#### Given records
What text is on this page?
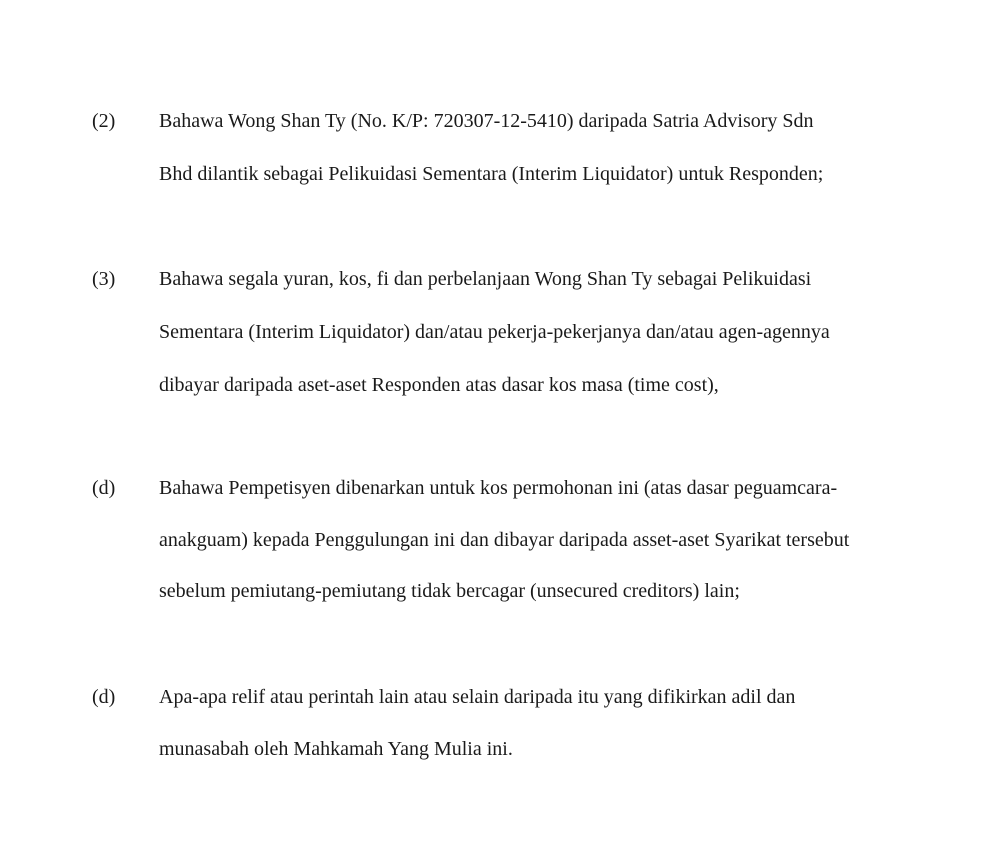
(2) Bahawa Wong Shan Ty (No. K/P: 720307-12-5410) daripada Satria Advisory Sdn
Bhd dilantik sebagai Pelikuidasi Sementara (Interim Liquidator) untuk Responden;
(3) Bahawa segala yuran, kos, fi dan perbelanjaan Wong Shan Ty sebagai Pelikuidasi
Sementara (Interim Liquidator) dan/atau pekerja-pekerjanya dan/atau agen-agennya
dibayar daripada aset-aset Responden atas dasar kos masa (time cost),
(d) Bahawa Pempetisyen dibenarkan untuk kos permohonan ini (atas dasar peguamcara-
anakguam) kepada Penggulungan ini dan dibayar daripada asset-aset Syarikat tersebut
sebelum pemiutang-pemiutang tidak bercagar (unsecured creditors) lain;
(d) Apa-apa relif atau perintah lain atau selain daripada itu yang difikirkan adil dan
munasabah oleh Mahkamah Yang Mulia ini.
########
Written exercise: Quote the material exactly. Pictures stay out.

Answer to this exercise:
What text is on this page?
(2) Bahawa Wong Shan Ty (No. K/P: 720307-12-5410) daripada Satria Advisory Sdn
Bhd dilantik sebagai Pelikuidasi Sementara (Interim Liquidator) untuk Responden;
(3) Bahawa segala yuran, kos, fi dan perbelanjaan Wong Shan Ty sebagai Pelikuidasi
Sementara (Interim Liquidator) dan/atau pekerja-pekerjanya dan/atau agen-agennya
dibayar daripada aset-aset Responden atas dasar kos masa (time cost),
(d) Bahawa Pempetisyen dibenarkan untuk kos permohonan ini (atas dasar peguamcara-
anakguam) kepada Penggulungan ini dan dibayar daripada asset-aset Syarikat tersebut
sebelum pemiutang-pemiutang tidak bercagar (unsecured creditors) lain;
(d) Apa-apa relif atau perintah lain atau selain daripada itu yang difikirkan adil dan
munasabah oleh Mahkamah Yang Mulia ini.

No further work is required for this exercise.